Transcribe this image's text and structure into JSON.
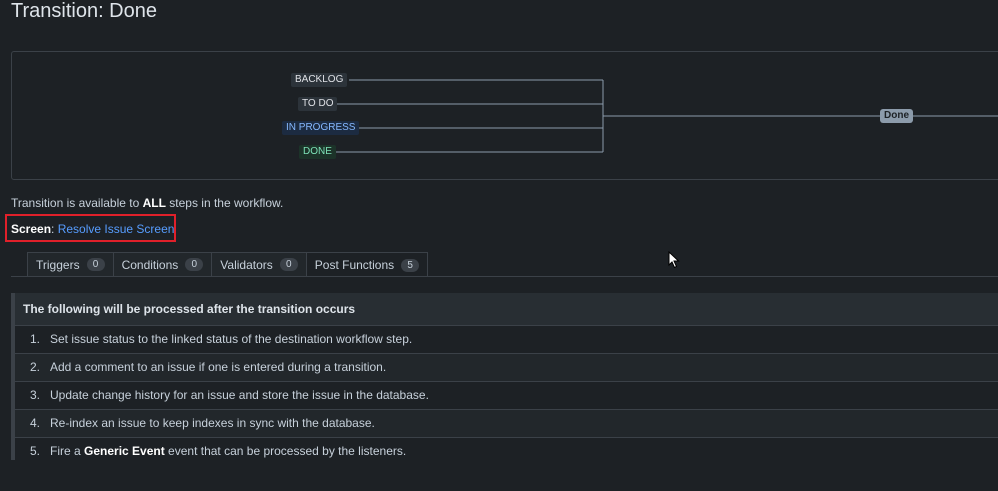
{
  "page_title": "Transition: Done",
  "diagram": {
    "source_statuses": [
      {
        "label": "BACKLOG",
        "style": "gray"
      },
      {
        "label": "TO DO",
        "style": "gray"
      },
      {
        "label": "IN PROGRESS",
        "style": "blue"
      },
      {
        "label": "DONE",
        "style": "green"
      }
    ],
    "target_label": "Done"
  },
  "availability": {
    "prefix": "Transition is available to ",
    "emphasis": "ALL",
    "suffix": " steps in the workflow."
  },
  "screen": {
    "label": "Screen",
    "separator": ": ",
    "link_text": "Resolve Issue Screen"
  },
  "tabs": [
    {
      "label": "Triggers",
      "count": "0",
      "active": false
    },
    {
      "label": "Conditions",
      "count": "0",
      "active": false
    },
    {
      "label": "Validators",
      "count": "0",
      "active": false
    },
    {
      "label": "Post Functions",
      "count": "5",
      "active": true
    }
  ],
  "post_functions": {
    "heading": "The following will be processed after the transition occurs",
    "items": [
      {
        "num": "1.",
        "pre": "Set issue status to the linked status of the destination workflow step.",
        "bold": "",
        "post": ""
      },
      {
        "num": "2.",
        "pre": "Add a comment to an issue if one is entered during a transition.",
        "bold": "",
        "post": ""
      },
      {
        "num": "3.",
        "pre": "Update change history for an issue and store the issue in the database.",
        "bold": "",
        "post": ""
      },
      {
        "num": "4.",
        "pre": "Re-index an issue to keep indexes in sync with the database.",
        "bold": "",
        "post": ""
      },
      {
        "num": "5.",
        "pre": "Fire a ",
        "bold": "Generic Event",
        "post": " event that can be processed by the listeners."
      }
    ]
  },
  "colors": {
    "background": "#1d2125",
    "link": "#579dff",
    "highlight_box": "#e0202a"
  }
}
========================================
Exercise objective
Copy out every line of the data that includes "processed".

Exercise answer
    "heading": "The following will be processed after the transition occurs",
        "post": " event that can be processed by the listeners."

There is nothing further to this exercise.